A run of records
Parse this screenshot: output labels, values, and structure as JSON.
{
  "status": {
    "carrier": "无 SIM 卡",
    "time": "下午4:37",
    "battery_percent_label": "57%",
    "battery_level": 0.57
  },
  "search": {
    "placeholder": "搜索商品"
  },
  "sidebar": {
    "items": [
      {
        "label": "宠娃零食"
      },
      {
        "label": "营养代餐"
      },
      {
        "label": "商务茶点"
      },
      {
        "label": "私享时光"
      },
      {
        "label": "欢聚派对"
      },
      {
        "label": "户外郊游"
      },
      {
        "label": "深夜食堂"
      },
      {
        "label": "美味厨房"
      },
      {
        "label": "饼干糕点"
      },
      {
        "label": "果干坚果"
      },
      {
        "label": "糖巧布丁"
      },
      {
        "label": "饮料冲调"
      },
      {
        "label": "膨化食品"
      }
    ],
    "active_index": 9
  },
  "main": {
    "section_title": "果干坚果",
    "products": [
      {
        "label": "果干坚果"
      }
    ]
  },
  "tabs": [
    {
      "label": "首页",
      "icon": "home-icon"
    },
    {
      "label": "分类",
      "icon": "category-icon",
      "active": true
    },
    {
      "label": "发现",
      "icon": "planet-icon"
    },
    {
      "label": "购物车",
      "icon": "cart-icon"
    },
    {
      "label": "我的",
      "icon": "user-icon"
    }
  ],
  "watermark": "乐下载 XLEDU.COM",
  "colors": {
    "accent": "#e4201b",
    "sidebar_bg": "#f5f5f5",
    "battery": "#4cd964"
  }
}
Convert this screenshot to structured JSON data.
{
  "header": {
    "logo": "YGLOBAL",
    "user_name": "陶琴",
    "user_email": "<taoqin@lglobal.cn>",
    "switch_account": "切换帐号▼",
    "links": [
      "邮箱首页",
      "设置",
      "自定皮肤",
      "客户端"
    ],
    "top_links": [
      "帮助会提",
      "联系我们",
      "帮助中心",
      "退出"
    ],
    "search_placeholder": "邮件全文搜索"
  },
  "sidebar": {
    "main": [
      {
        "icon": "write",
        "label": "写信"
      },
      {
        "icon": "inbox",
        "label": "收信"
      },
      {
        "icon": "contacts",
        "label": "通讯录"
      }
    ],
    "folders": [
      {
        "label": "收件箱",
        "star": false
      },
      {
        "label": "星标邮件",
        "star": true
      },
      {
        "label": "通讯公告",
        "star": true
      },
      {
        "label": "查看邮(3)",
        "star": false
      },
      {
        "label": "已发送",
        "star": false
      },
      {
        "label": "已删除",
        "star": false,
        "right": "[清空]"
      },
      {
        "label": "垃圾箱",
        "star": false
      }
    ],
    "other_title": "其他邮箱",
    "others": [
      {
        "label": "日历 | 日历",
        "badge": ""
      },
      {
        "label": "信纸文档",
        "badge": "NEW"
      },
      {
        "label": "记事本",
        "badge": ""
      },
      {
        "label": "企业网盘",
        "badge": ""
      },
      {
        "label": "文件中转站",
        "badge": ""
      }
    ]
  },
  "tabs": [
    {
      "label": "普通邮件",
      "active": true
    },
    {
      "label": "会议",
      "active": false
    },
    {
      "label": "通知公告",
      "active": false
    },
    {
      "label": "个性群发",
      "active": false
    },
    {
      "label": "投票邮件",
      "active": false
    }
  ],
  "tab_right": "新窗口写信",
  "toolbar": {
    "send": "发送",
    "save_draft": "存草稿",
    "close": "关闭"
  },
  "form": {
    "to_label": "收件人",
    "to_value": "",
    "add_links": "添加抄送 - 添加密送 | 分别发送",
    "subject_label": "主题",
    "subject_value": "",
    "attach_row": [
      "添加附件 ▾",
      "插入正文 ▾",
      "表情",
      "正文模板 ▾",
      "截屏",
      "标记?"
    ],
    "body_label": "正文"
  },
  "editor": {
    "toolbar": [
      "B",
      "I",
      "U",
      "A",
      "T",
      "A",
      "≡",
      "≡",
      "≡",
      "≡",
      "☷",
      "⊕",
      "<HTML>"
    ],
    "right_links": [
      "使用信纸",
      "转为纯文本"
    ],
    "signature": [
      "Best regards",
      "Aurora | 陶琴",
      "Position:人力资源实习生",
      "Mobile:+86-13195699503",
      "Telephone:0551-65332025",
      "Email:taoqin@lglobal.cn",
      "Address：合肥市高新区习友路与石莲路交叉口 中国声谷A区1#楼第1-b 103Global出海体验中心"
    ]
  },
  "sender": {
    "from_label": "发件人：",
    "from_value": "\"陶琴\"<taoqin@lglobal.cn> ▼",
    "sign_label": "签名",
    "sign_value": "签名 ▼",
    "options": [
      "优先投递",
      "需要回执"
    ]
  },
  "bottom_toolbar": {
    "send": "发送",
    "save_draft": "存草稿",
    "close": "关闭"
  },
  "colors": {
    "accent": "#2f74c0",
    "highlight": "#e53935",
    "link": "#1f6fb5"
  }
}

| Written exercise |
Return each line with "screenshot".

| Response to the exercise |
Parse this screenshot: output labels, values, and structure as JSON.
Convert this screenshot to structured JSON data.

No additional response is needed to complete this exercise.